* _WORK INSTRUCTIONS_
From the entries provided below, copy each line that contains the word "things".
---
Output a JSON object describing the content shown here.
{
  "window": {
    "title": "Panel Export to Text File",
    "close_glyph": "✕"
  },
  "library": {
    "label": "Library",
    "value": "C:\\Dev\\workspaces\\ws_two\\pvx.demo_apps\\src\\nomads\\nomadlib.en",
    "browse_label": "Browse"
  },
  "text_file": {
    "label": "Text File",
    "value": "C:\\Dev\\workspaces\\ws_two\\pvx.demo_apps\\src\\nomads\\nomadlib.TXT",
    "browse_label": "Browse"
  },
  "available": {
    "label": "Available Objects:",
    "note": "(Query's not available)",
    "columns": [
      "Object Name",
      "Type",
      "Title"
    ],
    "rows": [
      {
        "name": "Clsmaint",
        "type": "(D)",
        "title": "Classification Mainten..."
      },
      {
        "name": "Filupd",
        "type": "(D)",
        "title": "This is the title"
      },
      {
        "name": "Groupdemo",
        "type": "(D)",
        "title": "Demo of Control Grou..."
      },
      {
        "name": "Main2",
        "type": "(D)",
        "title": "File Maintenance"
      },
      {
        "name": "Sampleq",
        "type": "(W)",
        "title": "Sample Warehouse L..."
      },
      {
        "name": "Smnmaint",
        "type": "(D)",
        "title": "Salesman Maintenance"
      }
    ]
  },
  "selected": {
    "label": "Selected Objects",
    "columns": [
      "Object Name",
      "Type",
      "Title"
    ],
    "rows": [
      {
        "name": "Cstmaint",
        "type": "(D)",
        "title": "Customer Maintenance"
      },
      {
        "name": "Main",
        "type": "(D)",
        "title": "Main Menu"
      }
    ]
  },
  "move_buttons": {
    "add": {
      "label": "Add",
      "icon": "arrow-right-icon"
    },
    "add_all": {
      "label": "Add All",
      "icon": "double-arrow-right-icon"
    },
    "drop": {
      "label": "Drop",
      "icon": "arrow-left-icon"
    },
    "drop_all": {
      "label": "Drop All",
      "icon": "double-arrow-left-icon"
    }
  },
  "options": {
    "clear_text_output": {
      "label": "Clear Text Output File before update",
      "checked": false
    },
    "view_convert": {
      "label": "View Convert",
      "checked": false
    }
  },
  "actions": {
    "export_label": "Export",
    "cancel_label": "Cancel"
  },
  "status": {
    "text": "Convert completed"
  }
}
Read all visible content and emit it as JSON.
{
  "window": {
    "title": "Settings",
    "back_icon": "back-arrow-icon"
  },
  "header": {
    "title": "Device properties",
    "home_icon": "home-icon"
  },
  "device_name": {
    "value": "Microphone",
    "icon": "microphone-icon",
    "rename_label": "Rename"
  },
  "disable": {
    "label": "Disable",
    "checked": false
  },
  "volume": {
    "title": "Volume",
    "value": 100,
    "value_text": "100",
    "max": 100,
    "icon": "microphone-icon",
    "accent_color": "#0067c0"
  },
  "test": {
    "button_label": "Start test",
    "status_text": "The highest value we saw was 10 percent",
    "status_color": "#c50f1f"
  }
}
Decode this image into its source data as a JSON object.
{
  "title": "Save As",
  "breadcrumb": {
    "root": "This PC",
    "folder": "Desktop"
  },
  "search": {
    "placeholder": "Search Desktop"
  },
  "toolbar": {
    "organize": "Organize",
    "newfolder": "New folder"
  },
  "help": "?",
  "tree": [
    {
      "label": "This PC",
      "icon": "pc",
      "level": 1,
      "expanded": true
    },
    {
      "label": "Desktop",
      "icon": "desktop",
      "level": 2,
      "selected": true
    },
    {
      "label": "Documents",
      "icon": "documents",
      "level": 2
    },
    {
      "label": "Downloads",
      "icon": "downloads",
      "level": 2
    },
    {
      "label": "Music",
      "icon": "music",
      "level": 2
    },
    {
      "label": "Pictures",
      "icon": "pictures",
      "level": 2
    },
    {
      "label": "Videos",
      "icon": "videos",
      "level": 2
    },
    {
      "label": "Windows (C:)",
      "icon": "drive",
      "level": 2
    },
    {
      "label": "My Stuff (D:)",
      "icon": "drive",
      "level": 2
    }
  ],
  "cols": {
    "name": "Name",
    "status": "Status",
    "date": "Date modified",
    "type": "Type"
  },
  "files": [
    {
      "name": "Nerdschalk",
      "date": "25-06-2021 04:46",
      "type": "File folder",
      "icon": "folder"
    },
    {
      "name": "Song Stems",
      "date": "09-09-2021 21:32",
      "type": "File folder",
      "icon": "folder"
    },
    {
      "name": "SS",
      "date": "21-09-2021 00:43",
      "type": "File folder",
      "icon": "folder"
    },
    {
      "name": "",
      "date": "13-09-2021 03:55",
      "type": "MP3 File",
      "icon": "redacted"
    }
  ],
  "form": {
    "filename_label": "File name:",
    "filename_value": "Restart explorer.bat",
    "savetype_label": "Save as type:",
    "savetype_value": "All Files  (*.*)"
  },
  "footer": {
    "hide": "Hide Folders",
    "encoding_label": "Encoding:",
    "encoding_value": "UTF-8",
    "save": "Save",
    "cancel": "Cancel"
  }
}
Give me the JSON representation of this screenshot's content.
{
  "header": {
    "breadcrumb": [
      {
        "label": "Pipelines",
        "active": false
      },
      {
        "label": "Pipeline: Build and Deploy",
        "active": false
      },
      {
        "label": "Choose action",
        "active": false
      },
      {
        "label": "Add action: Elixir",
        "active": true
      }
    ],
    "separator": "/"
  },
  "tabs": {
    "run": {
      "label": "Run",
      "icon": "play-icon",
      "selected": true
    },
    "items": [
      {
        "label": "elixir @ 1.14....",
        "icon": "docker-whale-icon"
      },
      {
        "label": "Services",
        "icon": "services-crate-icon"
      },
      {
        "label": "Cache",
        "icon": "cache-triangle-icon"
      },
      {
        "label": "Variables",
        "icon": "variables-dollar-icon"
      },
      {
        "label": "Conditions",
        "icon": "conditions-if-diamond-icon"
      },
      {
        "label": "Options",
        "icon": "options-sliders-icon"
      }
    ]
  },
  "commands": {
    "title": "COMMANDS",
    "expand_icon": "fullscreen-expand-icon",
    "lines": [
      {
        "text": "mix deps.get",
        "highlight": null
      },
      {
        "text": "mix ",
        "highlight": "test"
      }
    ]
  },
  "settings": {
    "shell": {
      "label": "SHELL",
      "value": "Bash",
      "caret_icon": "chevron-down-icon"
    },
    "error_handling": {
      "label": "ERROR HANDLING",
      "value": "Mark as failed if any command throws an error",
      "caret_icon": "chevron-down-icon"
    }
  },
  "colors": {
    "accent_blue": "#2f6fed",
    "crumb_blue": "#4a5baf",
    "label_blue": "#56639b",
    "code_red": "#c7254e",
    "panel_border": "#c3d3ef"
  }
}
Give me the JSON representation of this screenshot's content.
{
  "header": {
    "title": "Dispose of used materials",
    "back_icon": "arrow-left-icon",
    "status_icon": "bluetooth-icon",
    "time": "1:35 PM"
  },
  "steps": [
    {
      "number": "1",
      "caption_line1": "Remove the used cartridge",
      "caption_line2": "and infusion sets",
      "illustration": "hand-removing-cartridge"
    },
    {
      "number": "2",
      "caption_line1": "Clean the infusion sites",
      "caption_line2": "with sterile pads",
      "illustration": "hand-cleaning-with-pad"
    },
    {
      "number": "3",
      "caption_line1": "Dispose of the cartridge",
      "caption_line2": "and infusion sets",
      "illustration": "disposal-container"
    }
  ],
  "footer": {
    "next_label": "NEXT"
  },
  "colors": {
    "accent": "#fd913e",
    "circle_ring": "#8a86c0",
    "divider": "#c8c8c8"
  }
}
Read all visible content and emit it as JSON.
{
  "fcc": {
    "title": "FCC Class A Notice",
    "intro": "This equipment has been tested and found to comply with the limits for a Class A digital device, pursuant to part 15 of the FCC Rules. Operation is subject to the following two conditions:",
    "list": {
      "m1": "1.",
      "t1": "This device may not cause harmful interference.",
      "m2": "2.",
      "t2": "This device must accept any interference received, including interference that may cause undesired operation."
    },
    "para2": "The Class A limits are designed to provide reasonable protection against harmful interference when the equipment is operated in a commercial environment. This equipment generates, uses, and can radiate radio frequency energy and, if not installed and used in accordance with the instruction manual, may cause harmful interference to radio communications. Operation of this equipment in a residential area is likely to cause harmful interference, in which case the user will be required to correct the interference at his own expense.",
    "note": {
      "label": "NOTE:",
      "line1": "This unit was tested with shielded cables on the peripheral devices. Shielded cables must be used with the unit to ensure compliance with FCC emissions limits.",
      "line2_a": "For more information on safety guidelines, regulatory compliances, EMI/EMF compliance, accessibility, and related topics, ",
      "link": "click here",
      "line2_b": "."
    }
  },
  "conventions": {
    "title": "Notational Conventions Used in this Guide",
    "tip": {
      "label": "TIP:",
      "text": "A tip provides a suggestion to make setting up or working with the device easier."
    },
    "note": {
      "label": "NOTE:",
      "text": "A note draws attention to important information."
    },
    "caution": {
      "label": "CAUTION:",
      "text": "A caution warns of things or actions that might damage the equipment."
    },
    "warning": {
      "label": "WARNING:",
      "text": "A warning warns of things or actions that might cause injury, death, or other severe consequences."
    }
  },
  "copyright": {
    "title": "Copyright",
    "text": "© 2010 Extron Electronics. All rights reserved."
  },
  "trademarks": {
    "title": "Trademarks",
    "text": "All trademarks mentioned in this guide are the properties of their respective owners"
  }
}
---
* _RESULT OF THIS TASK_
      "text": "A caution warns of things or actions that might damage the equipment."
      "text": "A warning warns of things or actions that might cause injury, death, or other severe consequences."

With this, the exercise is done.